> [BRIEF]: Skip the pictures and extract all of the lines exactly as written.
START PROVIDED RECORDS
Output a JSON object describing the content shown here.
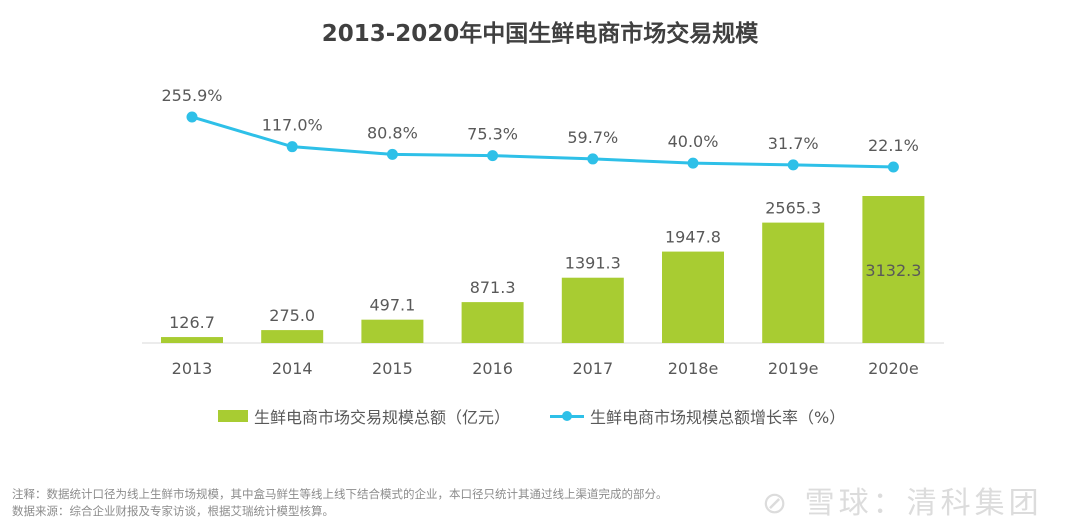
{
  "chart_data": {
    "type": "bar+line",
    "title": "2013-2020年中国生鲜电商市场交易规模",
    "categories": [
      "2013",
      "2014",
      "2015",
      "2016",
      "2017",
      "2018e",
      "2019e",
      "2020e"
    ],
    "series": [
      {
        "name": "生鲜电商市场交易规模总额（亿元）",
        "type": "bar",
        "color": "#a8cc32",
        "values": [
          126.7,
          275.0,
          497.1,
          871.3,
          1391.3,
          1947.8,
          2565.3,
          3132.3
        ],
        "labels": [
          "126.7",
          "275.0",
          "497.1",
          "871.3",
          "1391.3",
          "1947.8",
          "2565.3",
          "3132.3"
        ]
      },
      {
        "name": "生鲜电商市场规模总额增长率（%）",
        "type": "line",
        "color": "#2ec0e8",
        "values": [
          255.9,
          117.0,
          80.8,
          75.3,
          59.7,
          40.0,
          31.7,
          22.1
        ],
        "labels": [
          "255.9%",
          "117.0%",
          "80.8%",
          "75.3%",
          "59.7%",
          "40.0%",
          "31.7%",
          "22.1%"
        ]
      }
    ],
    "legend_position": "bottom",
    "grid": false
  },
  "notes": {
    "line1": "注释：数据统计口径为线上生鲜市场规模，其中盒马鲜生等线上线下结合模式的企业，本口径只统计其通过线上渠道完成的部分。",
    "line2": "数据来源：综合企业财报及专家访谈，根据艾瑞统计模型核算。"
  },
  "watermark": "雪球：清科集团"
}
END PROVIDED RECORDS
> [WRITTEN REPLY]:
Output a JSON object describing the content shown here.
{
  "chart_data": {
    "type": "bar+line",
    "title": "2013-2020年中国生鲜电商市场交易规模",
    "categories": [
      "2013",
      "2014",
      "2015",
      "2016",
      "2017",
      "2018e",
      "2019e",
      "2020e"
    ],
    "series": [
      {
        "name": "生鲜电商市场交易规模总额（亿元）",
        "type": "bar",
        "color": "#a8cc32",
        "values": [
          126.7,
          275.0,
          497.1,
          871.3,
          1391.3,
          1947.8,
          2565.3,
          3132.3
        ],
        "labels": [
          "126.7",
          "275.0",
          "497.1",
          "871.3",
          "1391.3",
          "1947.8",
          "2565.3",
          "3132.3"
        ]
      },
      {
        "name": "生鲜电商市场规模总额增长率（%）",
        "type": "line",
        "color": "#2ec0e8",
        "values": [
          255.9,
          117.0,
          80.8,
          75.3,
          59.7,
          40.0,
          31.7,
          22.1
        ],
        "labels": [
          "255.9%",
          "117.0%",
          "80.8%",
          "75.3%",
          "59.7%",
          "40.0%",
          "31.7%",
          "22.1%"
        ]
      }
    ],
    "legend_position": "bottom",
    "grid": false
  },
  "notes": {
    "line1": "注释：数据统计口径为线上生鲜市场规模，其中盒马鲜生等线上线下结合模式的企业，本口径只统计其通过线上渠道完成的部分。",
    "line2": "数据来源：综合企业财报及专家访谈，根据艾瑞统计模型核算。"
  },
  "watermark": "雪球：清科集团"
}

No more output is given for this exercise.